Stored records
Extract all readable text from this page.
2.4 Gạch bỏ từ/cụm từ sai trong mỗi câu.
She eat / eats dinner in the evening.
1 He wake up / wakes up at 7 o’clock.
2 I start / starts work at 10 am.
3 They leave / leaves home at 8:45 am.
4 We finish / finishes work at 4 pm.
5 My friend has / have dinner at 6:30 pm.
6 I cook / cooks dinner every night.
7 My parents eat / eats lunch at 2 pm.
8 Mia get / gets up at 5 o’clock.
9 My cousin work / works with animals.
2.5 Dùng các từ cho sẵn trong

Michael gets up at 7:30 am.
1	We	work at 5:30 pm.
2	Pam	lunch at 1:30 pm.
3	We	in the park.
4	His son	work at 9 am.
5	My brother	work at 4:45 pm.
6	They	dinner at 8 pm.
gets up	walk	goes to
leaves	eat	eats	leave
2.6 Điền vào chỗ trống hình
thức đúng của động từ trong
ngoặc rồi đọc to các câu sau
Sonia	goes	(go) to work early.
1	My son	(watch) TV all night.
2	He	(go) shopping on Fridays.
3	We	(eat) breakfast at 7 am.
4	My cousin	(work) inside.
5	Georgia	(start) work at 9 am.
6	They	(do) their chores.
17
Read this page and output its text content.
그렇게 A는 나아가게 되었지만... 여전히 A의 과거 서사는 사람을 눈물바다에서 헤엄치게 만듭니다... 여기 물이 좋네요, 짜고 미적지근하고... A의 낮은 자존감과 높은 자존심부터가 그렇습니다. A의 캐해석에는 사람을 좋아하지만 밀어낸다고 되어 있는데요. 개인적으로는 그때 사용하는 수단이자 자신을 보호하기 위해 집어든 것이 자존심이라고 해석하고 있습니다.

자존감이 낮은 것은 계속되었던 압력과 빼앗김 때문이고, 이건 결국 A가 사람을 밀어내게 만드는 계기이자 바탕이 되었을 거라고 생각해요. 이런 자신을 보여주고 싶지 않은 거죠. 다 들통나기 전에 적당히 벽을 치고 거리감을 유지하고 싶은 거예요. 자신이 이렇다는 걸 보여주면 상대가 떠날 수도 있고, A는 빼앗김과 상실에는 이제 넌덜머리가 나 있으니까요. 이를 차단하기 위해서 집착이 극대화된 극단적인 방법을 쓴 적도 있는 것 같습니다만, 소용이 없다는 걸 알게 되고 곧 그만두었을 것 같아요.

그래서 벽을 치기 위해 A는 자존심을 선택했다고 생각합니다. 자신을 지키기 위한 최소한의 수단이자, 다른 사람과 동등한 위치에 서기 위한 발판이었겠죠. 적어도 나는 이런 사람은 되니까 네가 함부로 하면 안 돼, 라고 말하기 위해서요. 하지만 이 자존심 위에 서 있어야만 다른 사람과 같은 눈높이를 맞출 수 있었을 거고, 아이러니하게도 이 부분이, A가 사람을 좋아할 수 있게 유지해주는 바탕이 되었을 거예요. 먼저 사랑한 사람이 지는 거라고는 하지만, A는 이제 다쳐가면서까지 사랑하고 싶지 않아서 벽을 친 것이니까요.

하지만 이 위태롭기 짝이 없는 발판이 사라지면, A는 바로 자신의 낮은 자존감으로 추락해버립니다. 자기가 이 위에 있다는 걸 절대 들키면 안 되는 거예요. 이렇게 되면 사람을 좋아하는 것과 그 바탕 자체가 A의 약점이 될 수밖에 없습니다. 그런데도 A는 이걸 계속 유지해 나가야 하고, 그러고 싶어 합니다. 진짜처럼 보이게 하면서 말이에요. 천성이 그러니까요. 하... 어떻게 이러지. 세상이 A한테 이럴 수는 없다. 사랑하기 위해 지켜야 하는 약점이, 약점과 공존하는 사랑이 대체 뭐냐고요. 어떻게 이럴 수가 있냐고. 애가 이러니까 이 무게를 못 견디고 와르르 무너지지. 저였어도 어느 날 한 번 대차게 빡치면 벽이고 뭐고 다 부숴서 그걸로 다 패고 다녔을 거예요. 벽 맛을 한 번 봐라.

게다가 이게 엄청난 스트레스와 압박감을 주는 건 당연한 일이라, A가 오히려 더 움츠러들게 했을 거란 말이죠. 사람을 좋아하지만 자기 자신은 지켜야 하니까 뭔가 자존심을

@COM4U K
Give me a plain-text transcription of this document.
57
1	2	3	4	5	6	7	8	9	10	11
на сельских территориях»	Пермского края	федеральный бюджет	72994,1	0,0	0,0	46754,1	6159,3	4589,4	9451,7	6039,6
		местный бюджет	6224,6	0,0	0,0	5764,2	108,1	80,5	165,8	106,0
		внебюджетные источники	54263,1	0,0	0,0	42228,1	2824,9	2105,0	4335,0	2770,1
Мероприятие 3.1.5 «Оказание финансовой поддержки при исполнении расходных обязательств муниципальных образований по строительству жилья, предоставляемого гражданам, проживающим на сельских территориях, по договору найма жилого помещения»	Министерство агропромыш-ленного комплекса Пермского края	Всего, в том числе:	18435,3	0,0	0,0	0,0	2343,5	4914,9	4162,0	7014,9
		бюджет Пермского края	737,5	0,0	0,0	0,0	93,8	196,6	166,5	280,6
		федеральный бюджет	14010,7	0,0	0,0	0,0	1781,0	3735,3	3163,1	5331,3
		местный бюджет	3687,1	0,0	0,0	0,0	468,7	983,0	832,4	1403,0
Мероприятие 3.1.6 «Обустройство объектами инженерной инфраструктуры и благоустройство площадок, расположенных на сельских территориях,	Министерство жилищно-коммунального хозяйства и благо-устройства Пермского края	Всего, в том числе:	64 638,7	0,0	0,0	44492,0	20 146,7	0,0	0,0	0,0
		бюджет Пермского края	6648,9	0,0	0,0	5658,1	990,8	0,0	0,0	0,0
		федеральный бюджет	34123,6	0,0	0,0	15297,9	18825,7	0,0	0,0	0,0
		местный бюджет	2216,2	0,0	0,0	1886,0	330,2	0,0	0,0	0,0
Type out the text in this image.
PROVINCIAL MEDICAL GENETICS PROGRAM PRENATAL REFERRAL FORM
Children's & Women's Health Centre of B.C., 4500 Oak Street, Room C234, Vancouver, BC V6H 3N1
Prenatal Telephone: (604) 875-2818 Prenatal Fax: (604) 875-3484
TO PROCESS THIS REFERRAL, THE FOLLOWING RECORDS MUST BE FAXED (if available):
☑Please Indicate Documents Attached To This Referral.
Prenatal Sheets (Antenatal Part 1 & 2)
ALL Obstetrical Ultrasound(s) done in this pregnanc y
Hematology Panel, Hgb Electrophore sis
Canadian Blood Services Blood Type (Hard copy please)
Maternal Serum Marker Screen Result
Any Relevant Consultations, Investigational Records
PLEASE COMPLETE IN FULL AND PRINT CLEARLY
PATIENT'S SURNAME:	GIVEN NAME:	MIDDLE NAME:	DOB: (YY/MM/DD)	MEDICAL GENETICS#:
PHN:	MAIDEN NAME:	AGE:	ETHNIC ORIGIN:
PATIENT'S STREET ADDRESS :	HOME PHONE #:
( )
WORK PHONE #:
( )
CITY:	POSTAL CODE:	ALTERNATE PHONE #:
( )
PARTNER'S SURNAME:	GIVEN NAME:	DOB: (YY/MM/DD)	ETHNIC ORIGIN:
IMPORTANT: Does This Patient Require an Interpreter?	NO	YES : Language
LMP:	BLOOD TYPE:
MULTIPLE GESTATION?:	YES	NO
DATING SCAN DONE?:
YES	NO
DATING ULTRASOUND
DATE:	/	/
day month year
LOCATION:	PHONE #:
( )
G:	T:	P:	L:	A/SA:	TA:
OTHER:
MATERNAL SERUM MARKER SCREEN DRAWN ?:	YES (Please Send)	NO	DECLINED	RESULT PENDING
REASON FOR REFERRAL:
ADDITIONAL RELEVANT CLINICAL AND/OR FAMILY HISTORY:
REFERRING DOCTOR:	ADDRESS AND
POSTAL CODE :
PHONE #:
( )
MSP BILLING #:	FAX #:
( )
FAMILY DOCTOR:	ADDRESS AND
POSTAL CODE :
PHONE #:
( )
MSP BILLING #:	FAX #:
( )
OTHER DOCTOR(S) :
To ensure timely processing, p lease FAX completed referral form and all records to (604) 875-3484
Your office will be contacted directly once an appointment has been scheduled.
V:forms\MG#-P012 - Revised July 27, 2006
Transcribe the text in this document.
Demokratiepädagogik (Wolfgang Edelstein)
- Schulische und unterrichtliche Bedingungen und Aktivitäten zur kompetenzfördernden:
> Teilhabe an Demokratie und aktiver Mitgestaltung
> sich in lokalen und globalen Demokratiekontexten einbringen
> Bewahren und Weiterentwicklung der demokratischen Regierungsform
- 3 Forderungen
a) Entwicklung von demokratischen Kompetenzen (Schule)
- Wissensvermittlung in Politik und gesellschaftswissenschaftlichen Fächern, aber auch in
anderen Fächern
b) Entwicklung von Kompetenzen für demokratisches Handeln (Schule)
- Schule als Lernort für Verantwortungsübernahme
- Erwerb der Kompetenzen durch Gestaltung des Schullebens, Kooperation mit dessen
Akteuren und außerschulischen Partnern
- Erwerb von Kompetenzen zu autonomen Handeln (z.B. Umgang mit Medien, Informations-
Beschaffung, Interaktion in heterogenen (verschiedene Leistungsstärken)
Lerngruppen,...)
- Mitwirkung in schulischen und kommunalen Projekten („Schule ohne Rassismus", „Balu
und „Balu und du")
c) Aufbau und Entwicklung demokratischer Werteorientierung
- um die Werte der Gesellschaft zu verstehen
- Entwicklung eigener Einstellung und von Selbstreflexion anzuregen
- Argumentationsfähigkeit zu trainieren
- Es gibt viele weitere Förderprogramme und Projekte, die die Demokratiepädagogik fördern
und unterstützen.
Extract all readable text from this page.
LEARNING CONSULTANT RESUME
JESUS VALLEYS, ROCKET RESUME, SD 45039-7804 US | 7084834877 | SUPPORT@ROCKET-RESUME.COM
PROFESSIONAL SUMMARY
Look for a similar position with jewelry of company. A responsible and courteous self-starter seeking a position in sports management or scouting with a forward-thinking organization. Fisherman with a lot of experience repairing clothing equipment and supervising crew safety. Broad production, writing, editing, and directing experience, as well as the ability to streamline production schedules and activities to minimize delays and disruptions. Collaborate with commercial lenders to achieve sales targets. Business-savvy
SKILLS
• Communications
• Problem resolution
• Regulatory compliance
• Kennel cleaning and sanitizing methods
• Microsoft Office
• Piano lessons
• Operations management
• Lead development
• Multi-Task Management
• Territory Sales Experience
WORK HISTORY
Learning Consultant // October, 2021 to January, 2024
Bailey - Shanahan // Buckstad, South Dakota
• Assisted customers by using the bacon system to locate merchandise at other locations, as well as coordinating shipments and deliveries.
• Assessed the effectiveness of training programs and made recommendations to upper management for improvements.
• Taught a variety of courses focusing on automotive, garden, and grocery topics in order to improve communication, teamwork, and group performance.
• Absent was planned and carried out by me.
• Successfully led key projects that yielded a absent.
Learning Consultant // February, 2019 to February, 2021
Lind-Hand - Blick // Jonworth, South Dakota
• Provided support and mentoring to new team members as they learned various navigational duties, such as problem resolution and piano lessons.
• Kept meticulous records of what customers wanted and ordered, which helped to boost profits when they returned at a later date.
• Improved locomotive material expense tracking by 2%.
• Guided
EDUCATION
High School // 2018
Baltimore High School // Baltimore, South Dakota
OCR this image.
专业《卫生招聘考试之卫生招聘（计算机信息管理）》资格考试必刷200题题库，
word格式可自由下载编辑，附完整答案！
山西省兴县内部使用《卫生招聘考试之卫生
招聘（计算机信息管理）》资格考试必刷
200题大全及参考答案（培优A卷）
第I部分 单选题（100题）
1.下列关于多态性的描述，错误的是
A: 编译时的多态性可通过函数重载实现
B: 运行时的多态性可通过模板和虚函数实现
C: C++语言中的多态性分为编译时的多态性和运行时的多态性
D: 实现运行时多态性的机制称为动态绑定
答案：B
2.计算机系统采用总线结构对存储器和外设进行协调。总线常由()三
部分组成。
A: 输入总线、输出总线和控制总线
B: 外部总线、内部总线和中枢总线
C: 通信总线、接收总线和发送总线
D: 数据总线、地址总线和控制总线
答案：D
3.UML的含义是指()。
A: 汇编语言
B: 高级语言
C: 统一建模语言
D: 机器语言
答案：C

Directions: Set down, word for word, every line from the line that holds "OCR this image." to the end of the entries above, including both ends.

Correct output:
OCR this image.
专业《卫生招聘考试之卫生招聘（计算机信息管理）》资格考试必刷200题题库，
word格式可自由下载编辑，附完整答案！
山西省兴县内部使用《卫生招聘考试之卫生
招聘（计算机信息管理）》资格考试必刷
200题大全及参考答案（培优A卷）
第I部分 单选题（100题）
1.下列关于多态性的描述，错误的是
A: 编译时的多态性可通过函数重载实现
B: 运行时的多态性可通过模板和虚函数实现
C: C++语言中的多态性分为编译时的多态性和运行时的多态性
D: 实现运行时多态性的机制称为动态绑定
答案：B
2.计算机系统采用总线结构对存储器和外设进行协调。总线常由()三
部分组成。
A: 输入总线、输出总线和控制总线
B: 外部总线、内部总线和中枢总线
C: 通信总线、接收总线和发送总线
D: 数据总线、地址总线和控制总线
答案：D
3.UML的含义是指()。
A: 汇编语言
B: 高级语言
C: 统一建模语言
D: 机器语言
答案：C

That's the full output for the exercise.